Instructions to follow:
Your answer should be a single number: the count of lines containing "color".
■ ■ ■ ■
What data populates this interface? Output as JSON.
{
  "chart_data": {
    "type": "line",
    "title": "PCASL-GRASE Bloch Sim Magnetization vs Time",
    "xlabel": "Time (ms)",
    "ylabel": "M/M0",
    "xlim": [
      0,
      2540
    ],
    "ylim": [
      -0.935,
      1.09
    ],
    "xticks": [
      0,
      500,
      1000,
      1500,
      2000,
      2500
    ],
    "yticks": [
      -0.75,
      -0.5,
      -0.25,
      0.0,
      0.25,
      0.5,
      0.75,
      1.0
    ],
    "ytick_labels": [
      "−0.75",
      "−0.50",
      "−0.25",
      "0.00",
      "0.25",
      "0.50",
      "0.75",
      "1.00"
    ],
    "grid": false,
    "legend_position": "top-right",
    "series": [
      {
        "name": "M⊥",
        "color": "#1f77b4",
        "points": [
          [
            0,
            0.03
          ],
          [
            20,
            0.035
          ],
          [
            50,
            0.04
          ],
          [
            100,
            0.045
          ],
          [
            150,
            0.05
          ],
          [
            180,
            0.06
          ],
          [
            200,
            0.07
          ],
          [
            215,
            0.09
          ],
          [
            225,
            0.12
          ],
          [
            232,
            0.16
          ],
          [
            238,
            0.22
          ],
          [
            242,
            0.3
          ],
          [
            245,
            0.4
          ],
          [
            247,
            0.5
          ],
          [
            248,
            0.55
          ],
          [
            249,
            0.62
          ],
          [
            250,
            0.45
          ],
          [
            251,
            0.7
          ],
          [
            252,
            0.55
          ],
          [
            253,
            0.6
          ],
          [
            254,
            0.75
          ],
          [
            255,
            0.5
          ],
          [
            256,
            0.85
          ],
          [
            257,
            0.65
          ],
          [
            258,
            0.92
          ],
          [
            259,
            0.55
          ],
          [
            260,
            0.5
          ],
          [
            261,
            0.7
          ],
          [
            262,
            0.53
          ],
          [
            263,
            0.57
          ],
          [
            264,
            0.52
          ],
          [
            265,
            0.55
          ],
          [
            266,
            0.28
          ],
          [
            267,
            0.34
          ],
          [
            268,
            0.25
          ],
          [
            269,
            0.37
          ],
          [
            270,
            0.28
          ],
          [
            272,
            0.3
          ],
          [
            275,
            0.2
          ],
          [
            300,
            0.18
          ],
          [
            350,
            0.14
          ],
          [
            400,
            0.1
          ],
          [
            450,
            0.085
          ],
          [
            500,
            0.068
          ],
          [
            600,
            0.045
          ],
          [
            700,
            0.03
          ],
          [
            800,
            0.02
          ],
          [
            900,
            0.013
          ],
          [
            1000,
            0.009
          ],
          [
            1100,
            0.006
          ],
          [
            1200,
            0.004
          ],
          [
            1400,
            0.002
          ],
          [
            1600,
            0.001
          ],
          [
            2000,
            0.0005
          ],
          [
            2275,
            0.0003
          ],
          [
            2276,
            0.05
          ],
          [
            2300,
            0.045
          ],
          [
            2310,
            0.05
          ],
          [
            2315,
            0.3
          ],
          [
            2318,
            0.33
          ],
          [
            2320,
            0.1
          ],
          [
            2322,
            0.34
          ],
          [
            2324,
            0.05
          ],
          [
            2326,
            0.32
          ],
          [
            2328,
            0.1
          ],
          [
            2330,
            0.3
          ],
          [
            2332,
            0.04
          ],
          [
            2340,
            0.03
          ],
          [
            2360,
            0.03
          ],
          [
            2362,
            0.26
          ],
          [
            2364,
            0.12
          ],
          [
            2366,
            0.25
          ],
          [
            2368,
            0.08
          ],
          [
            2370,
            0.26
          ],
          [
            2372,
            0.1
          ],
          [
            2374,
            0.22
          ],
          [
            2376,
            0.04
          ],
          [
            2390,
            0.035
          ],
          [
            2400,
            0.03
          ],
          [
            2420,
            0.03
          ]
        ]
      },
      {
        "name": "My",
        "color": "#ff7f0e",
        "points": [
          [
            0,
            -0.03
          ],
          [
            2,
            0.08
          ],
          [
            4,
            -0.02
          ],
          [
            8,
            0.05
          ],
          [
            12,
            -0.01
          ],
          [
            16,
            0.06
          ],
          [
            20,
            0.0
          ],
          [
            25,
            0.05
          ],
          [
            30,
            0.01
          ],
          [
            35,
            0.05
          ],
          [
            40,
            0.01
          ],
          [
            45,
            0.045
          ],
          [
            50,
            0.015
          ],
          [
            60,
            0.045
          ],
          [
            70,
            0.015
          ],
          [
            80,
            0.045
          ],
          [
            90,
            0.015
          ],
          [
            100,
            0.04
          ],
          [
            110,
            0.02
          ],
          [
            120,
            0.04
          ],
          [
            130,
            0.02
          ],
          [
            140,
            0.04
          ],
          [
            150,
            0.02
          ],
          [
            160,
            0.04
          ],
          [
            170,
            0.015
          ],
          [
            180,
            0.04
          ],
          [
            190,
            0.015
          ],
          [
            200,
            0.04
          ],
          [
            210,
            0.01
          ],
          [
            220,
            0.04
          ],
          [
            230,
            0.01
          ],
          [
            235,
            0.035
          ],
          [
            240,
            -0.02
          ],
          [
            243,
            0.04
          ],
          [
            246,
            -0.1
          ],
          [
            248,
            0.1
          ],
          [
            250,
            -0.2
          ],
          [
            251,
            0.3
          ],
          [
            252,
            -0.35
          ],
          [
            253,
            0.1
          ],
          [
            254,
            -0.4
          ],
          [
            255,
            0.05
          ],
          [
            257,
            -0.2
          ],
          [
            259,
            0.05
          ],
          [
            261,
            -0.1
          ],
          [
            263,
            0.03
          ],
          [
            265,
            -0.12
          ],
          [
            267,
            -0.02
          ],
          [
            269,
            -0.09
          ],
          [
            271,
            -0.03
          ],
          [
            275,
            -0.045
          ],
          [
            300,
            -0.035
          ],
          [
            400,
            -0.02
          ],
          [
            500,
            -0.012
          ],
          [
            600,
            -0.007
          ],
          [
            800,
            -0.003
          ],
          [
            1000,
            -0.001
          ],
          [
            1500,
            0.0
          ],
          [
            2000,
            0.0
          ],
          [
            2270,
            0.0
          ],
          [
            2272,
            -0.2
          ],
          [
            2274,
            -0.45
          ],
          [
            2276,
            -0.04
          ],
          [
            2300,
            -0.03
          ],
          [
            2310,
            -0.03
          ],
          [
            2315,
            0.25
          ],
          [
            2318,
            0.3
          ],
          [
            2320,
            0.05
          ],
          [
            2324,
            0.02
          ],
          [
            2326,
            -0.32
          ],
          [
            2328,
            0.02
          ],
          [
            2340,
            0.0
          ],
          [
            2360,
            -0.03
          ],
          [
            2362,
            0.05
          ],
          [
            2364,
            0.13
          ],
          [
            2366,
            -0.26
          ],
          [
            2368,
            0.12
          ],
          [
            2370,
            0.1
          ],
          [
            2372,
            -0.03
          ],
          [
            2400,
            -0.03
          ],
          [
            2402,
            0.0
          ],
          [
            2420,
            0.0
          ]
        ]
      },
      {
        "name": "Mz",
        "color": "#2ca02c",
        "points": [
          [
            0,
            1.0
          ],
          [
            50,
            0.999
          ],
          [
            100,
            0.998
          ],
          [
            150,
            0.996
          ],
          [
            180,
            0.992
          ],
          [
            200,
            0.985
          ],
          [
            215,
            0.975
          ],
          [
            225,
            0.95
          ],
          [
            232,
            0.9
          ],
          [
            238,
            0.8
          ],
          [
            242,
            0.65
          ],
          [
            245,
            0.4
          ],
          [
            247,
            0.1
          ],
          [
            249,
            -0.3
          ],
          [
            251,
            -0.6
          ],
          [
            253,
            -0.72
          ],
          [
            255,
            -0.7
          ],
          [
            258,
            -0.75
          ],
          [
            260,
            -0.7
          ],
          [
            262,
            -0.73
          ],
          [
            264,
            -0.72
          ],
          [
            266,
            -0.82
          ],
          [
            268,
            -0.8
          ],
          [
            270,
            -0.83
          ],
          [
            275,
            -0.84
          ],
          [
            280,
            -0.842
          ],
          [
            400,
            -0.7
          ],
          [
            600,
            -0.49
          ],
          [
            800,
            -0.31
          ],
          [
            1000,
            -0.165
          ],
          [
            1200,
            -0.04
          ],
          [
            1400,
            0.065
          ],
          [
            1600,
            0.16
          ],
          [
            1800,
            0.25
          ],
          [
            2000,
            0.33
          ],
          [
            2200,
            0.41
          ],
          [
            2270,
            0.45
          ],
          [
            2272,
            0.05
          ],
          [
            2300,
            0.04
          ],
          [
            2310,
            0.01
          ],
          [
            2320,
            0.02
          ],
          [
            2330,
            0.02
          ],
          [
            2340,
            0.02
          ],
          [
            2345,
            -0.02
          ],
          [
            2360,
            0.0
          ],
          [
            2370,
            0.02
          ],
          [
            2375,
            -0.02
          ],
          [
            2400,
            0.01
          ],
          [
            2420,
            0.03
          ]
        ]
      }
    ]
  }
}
■ ■ ■ ■
Expected answer:
3